┌─ Provided information

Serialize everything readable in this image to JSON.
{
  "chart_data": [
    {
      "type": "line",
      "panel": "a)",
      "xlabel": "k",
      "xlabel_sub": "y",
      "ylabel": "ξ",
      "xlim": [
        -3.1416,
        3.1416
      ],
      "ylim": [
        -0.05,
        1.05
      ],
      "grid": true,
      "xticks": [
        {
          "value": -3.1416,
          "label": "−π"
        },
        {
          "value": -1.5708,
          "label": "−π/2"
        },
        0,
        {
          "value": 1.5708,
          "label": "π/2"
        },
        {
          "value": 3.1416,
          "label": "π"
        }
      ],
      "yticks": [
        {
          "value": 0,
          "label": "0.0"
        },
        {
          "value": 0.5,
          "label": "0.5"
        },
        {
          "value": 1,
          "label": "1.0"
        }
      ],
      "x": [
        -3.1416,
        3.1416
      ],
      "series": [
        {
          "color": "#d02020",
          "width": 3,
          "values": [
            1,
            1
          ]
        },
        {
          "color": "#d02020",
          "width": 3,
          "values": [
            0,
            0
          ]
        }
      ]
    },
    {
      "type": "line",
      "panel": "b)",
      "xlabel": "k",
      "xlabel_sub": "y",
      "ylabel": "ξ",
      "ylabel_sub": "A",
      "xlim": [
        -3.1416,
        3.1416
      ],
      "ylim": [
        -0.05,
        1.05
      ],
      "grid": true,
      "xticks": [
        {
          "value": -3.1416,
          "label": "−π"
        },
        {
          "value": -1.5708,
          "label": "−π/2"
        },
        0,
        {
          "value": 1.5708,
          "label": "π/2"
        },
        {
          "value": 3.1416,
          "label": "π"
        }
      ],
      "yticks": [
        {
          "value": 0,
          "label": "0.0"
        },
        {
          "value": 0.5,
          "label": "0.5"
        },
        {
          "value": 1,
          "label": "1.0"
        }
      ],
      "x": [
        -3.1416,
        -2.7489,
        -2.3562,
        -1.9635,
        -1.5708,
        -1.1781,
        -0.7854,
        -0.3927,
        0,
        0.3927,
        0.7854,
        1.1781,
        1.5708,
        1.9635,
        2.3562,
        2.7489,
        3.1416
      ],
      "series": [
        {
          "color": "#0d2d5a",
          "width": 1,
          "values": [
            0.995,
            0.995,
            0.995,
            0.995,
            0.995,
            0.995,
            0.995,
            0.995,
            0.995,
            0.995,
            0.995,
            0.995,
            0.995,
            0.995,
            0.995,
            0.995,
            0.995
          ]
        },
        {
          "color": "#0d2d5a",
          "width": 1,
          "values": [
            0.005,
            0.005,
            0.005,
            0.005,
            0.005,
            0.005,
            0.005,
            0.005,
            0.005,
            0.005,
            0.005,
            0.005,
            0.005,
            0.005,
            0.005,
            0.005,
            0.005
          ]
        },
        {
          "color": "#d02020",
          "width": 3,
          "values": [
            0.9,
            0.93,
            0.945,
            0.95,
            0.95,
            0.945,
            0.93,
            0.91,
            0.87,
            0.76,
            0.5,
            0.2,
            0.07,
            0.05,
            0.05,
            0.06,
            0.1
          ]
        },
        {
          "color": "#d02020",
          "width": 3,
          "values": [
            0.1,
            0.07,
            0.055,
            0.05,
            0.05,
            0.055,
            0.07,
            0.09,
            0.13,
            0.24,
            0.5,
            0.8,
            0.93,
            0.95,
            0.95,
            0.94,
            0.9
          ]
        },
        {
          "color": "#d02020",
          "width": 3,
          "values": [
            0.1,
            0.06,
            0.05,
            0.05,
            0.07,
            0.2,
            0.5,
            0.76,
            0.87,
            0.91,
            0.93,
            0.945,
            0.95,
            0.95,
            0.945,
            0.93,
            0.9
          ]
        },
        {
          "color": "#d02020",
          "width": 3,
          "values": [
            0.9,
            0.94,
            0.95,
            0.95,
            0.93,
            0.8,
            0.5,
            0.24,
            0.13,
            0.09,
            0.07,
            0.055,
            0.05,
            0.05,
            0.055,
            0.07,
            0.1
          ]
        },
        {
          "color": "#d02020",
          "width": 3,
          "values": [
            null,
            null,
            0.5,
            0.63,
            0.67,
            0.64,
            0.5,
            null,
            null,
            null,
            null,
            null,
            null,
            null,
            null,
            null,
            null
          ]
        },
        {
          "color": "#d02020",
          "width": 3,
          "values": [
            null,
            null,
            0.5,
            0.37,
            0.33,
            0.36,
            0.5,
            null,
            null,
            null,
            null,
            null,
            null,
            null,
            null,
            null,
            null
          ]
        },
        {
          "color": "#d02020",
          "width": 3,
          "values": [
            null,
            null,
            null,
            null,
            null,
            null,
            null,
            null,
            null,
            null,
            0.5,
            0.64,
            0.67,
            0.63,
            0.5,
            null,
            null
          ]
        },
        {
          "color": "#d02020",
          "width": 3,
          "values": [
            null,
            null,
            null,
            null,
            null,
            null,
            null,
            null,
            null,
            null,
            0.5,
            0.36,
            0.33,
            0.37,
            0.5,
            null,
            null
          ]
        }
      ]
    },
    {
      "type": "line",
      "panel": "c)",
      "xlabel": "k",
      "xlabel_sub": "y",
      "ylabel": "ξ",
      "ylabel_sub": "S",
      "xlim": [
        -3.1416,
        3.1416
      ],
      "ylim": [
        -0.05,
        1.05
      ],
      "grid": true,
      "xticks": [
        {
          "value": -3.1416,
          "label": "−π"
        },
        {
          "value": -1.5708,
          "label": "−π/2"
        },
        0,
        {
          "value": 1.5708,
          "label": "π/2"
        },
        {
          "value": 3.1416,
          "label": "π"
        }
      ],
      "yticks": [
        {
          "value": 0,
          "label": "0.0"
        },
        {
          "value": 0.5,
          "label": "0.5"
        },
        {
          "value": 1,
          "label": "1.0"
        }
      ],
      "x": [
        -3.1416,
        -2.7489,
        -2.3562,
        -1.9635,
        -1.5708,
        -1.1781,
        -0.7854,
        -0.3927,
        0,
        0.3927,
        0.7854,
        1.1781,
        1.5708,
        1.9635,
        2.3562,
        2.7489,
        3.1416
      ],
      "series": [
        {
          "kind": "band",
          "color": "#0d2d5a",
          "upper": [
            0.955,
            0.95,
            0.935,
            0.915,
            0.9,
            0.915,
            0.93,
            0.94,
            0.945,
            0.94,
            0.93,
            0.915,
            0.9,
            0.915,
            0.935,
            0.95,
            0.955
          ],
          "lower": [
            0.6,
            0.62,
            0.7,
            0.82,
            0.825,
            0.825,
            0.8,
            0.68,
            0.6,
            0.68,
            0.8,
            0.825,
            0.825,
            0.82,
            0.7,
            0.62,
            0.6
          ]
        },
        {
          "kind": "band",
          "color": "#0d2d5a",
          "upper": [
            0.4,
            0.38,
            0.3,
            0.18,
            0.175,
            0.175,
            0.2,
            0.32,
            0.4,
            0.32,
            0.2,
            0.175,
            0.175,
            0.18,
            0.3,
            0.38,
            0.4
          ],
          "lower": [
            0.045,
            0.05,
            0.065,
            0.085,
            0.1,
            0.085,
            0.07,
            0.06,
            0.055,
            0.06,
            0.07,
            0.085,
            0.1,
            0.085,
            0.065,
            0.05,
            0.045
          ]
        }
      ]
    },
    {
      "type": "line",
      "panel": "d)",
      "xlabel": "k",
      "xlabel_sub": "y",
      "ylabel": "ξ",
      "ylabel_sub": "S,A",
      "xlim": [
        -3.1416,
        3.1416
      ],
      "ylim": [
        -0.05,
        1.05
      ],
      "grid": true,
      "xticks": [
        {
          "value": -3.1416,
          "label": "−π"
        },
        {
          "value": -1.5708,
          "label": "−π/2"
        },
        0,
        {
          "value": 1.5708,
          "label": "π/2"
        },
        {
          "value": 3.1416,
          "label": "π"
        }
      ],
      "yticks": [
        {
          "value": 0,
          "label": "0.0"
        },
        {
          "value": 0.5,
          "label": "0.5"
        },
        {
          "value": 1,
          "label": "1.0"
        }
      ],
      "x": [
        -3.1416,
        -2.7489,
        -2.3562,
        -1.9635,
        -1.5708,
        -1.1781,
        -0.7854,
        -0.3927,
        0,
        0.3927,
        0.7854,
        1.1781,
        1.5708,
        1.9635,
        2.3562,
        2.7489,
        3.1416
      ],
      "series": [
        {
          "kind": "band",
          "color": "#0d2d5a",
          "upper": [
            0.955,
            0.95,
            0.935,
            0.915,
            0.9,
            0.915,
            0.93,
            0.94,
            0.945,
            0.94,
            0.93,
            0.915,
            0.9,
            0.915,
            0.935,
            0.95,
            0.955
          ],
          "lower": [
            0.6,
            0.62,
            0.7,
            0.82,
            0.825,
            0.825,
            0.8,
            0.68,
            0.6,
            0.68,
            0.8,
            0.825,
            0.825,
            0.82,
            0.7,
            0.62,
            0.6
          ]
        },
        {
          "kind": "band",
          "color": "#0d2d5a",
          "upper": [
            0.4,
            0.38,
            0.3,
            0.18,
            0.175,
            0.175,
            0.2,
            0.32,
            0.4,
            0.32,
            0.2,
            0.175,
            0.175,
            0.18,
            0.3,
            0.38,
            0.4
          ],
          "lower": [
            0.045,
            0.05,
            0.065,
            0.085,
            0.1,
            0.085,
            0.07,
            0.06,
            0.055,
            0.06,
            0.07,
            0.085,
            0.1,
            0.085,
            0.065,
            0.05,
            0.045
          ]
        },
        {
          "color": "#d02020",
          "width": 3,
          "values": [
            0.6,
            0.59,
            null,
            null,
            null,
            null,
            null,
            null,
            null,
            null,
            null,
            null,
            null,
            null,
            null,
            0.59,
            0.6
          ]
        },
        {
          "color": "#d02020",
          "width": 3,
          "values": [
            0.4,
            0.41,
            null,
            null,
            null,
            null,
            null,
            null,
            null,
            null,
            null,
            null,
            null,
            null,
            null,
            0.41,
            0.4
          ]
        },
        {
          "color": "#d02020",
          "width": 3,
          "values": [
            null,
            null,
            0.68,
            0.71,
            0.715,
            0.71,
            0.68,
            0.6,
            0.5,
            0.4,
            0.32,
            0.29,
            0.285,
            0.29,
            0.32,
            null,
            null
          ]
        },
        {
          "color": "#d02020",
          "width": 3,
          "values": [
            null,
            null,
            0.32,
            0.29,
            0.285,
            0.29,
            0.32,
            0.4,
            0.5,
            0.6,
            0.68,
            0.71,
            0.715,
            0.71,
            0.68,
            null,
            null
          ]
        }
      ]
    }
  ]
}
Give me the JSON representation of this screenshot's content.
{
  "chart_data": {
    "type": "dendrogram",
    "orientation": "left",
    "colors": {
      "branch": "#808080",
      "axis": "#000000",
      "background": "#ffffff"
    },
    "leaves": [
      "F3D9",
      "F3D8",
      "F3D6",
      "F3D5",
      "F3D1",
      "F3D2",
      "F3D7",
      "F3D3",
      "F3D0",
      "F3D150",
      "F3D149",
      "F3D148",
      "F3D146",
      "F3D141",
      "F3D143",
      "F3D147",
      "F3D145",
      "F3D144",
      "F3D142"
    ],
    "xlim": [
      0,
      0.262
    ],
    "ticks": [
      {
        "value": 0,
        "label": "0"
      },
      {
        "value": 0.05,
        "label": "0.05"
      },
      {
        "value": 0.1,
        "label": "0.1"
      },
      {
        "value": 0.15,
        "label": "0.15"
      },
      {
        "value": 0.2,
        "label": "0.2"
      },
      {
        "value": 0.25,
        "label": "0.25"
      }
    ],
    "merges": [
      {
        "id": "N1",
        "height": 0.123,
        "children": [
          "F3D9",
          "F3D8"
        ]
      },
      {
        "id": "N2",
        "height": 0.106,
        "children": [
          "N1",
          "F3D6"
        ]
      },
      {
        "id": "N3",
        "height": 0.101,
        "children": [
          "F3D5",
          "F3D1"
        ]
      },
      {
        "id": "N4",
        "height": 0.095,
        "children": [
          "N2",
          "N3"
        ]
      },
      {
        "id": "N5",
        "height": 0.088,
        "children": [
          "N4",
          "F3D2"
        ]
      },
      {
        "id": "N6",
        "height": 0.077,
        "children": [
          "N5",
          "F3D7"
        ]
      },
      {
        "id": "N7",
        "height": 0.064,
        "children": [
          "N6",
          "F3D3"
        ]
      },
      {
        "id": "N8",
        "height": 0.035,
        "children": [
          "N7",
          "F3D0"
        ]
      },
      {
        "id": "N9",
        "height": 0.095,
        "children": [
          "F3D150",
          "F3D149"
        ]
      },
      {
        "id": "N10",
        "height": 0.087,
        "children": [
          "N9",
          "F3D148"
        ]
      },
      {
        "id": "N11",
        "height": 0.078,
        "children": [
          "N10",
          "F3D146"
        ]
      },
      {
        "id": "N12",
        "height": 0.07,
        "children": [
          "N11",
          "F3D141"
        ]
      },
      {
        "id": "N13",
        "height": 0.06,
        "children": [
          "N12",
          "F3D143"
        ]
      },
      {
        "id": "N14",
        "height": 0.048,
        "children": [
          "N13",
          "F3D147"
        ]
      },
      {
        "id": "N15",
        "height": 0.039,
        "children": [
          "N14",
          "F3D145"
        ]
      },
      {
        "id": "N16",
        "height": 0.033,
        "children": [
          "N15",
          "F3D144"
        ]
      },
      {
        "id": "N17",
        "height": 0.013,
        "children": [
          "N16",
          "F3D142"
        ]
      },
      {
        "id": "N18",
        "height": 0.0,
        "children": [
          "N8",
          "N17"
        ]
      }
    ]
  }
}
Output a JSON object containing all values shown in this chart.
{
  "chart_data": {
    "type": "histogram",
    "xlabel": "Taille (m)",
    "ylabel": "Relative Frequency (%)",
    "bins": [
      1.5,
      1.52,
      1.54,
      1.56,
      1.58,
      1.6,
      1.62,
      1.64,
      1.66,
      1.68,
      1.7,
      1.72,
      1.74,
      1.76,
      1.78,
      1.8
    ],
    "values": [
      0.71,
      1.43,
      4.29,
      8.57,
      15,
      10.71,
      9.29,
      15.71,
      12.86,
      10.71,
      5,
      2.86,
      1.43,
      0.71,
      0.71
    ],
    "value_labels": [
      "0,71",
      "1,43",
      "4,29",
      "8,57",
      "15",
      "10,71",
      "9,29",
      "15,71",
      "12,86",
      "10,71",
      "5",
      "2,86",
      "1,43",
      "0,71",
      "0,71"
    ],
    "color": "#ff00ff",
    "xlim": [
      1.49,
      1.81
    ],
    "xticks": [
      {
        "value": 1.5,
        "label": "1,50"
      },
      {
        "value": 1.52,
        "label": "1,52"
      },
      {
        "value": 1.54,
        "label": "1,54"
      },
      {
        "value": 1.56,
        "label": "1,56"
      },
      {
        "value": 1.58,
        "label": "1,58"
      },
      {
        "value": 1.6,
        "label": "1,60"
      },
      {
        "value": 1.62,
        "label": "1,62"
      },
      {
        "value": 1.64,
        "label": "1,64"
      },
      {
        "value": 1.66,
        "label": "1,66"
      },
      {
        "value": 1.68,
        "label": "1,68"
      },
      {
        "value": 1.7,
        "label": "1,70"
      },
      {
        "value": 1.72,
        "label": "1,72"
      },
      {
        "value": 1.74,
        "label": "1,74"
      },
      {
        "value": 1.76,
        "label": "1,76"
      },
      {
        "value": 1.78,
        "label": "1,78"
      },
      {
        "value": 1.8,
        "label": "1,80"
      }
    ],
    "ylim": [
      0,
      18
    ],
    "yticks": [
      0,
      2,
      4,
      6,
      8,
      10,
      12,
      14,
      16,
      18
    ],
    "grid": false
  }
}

└─

> Stated goal
Scan the material above for the string "JSON" and return the lines that hold it.

> Answer to the task
Serialize everything readable in this image to JSON.
Give me the JSON representation of this screenshot's content.
Output a JSON object containing all values shown in this chart.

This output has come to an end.